▶ [Work to do]
Report the number of lines containing "icon", with no other words.

▶ [Records to use]
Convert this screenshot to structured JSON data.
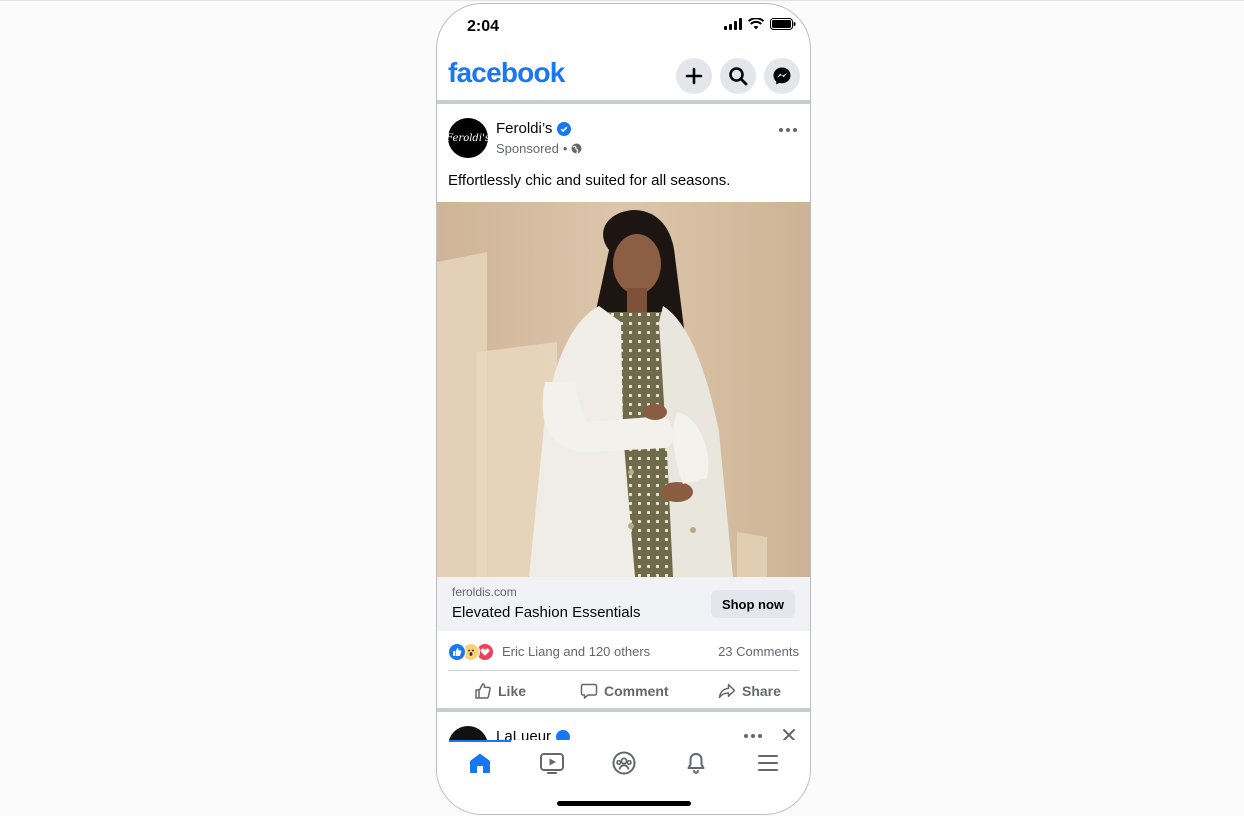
{
  "status_bar": {
    "time": "2:04"
  },
  "header": {
    "logo": "facebook",
    "buttons": [
      "plus-icon",
      "search-icon",
      "messenger-icon"
    ]
  },
  "post": {
    "avatar_text": "Feroldi's",
    "page_name": "Feroldi’s",
    "sponsored": "Sponsored",
    "separator": "•",
    "caption": "Effortlessly chic and suited for all seasons.",
    "link": {
      "domain": "feroldis.com",
      "title": "Elevated Fashion Essentials",
      "cta": "Shop now"
    },
    "reactions_text": "Eric Liang and 120 others",
    "comments_text": "23 Comments",
    "actions": {
      "like": "Like",
      "comment": "Comment",
      "share": "Share"
    }
  },
  "next_post": {
    "page_name": "LaLueur"
  },
  "bottom_nav": [
    "home-icon",
    "video-icon",
    "groups-icon",
    "bell-icon",
    "menu-icon"
  ],
  "colors": {
    "brand": "#1877f2",
    "secondary_text": "#65676b",
    "button_bg": "#e4e6eb"
  }
}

▶ [Task output]
8